DATASET ENTRIES:
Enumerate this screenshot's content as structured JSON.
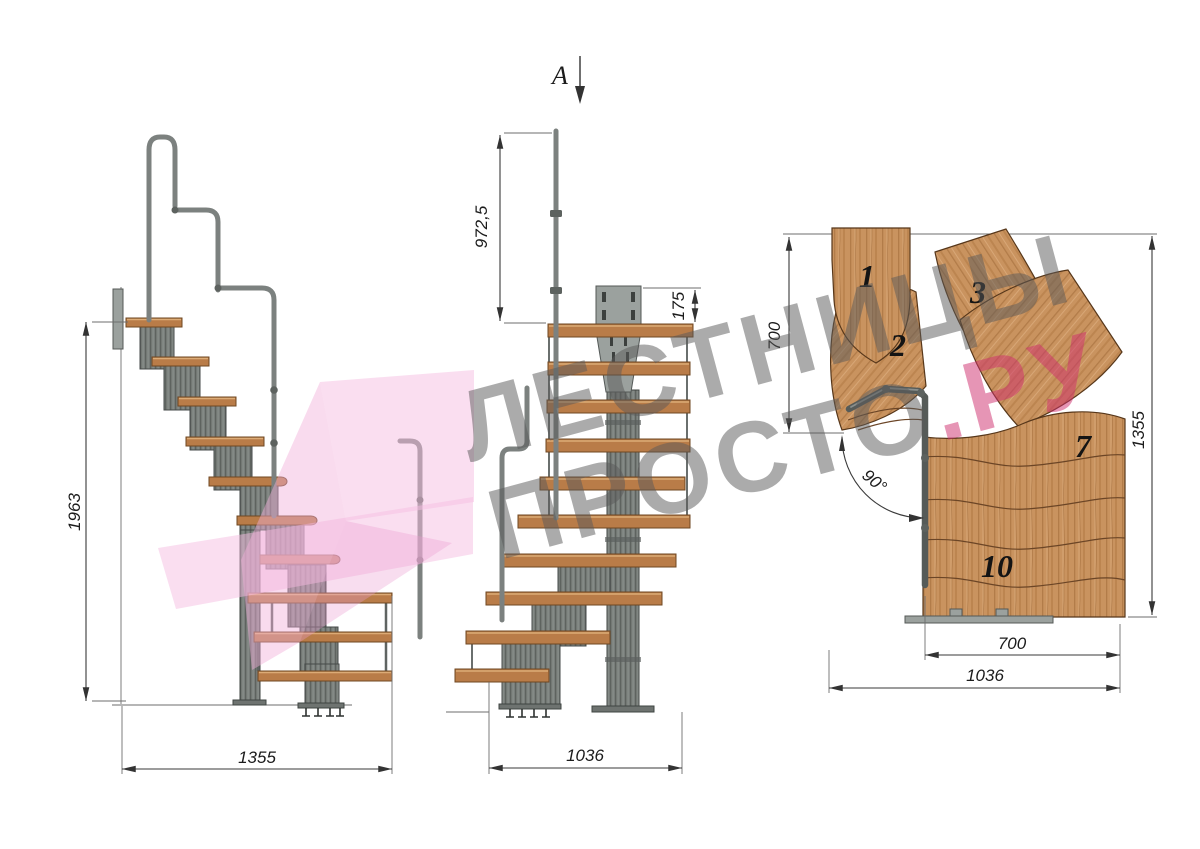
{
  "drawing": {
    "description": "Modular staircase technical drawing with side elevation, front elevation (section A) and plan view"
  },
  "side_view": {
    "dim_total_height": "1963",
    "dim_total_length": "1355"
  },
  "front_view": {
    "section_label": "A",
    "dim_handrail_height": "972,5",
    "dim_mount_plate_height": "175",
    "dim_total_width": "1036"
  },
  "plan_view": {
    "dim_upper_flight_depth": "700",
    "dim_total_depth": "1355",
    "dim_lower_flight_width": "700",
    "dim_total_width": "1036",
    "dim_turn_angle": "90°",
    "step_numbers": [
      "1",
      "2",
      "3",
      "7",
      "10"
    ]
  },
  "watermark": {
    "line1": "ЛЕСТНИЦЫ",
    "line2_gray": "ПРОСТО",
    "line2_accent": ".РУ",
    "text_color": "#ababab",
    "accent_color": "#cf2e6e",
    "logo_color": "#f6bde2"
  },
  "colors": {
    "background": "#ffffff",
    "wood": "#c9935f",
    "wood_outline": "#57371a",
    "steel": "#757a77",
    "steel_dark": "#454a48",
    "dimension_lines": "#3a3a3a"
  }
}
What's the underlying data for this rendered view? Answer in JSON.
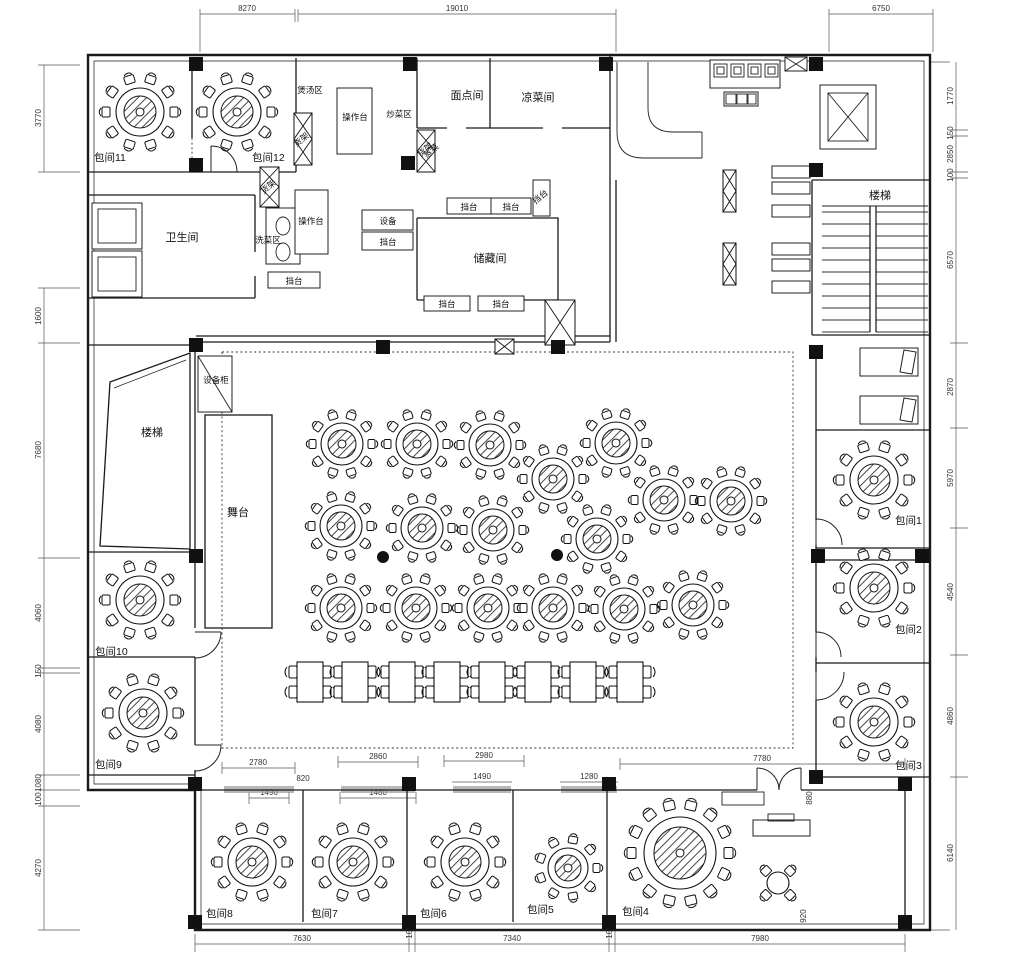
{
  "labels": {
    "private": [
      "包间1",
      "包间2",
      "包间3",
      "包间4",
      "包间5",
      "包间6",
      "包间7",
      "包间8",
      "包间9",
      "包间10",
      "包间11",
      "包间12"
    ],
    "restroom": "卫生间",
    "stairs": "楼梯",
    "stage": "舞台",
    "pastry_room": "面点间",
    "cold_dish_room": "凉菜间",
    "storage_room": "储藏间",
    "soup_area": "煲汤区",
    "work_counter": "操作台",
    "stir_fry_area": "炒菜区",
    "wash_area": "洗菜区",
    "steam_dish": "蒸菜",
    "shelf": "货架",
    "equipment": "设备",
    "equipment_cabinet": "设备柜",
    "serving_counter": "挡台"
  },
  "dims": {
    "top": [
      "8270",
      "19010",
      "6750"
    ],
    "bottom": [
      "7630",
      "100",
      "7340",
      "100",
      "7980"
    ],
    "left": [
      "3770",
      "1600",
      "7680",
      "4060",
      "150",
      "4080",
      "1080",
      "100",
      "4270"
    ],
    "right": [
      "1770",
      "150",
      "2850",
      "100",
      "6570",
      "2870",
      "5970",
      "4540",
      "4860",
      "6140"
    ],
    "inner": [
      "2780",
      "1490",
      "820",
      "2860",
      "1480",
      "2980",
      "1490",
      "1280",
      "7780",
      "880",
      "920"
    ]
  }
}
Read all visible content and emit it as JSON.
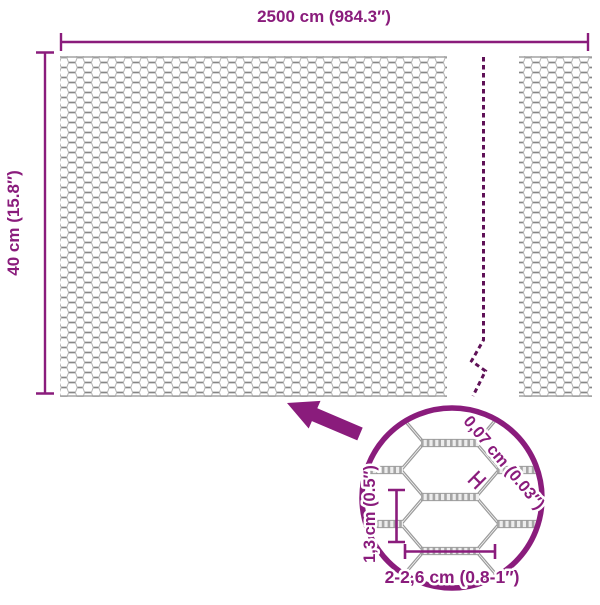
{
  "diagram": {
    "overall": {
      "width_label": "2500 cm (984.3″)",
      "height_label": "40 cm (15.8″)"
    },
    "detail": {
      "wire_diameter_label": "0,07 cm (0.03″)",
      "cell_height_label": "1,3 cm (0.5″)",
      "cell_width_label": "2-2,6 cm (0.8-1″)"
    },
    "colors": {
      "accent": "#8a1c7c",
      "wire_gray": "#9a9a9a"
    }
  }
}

GOAL OF THE EXERCISE:
Pictures don't belong in the copy. Restate all the entries exactly.

EXERCISE RESULT:
Enumerate this screenshot's content as structured JSON.
{
  "drawing": {
    "description": "Modular staircase technical drawing with side elevation, front elevation (section A) and plan view"
  },
  "side_view": {
    "dim_total_height": "1963",
    "dim_total_length": "1355"
  },
  "front_view": {
    "section_label": "A",
    "dim_handrail_height": "972,5",
    "dim_mount_plate_height": "175",
    "dim_total_width": "1036"
  },
  "plan_view": {
    "dim_upper_flight_depth": "700",
    "dim_total_depth": "1355",
    "dim_lower_flight_width": "700",
    "dim_total_width": "1036",
    "dim_turn_angle": "90°",
    "step_numbers": [
      "1",
      "2",
      "3",
      "7",
      "10"
    ]
  },
  "watermark": {
    "line1": "ЛЕСТНИЦЫ",
    "line2_gray": "ПРОСТО",
    "line2_accent": ".РУ",
    "text_color": "#ababab",
    "accent_color": "#cf2e6e",
    "logo_color": "#f6bde2"
  },
  "colors": {
    "background": "#ffffff",
    "wood": "#c9935f",
    "wood_outline": "#57371a",
    "steel": "#757a77",
    "steel_dark": "#454a48",
    "dimension_lines": "#3a3a3a"
  }
}
What's the underlying data for this rendered view? Answer in JSON.
{
  "labels": {
    "private": [
      "包间1",
      "包间2",
      "包间3",
      "包间4",
      "包间5",
      "包间6",
      "包间7",
      "包间8",
      "包间9",
      "包间10",
      "包间11",
      "包间12"
    ],
    "restroom": "卫生间",
    "stairs": "楼梯",
    "stage": "舞台",
    "pastry_room": "面点间",
    "cold_dish_room": "凉菜间",
    "storage_room": "储藏间",
    "soup_area": "煲汤区",
    "work_counter": "操作台",
    "stir_fry_area": "炒菜区",
    "wash_area": "洗菜区",
    "steam_dish": "蒸菜",
    "shelf": "货架",
    "equipment": "设备",
    "equipment_cabinet": "设备柜",
    "serving_counter": "挡台"
  },
  "dims": {
    "top": [
      "8270",
      "19010",
      "6750"
    ],
    "bottom": [
      "7630",
      "100",
      "7340",
      "100",
      "7980"
    ],
    "left": [
      "3770",
      "1600",
      "7680",
      "4060",
      "150",
      "4080",
      "1080",
      "100",
      "4270"
    ],
    "right": [
      "1770",
      "150",
      "2850",
      "100",
      "6570",
      "2870",
      "5970",
      "4540",
      "4860",
      "6140"
    ],
    "inner": [
      "2780",
      "1490",
      "820",
      "2860",
      "1480",
      "2980",
      "1490",
      "1280",
      "7780",
      "880",
      "920"
    ]
  }
}
Read all visible content and emit it as JSON.
{
  "diagram": {
    "overall": {
      "width_label": "2500 cm (984.3″)",
      "height_label": "40 cm (15.8″)"
    },
    "detail": {
      "wire_diameter_label": "0,07 cm (0.03″)",
      "cell_height_label": "1,3 cm (0.5″)",
      "cell_width_label": "2-2,6 cm (0.8-1″)"
    },
    "colors": {
      "accent": "#8a1c7c",
      "wire_gray": "#9a9a9a"
    }
  }
}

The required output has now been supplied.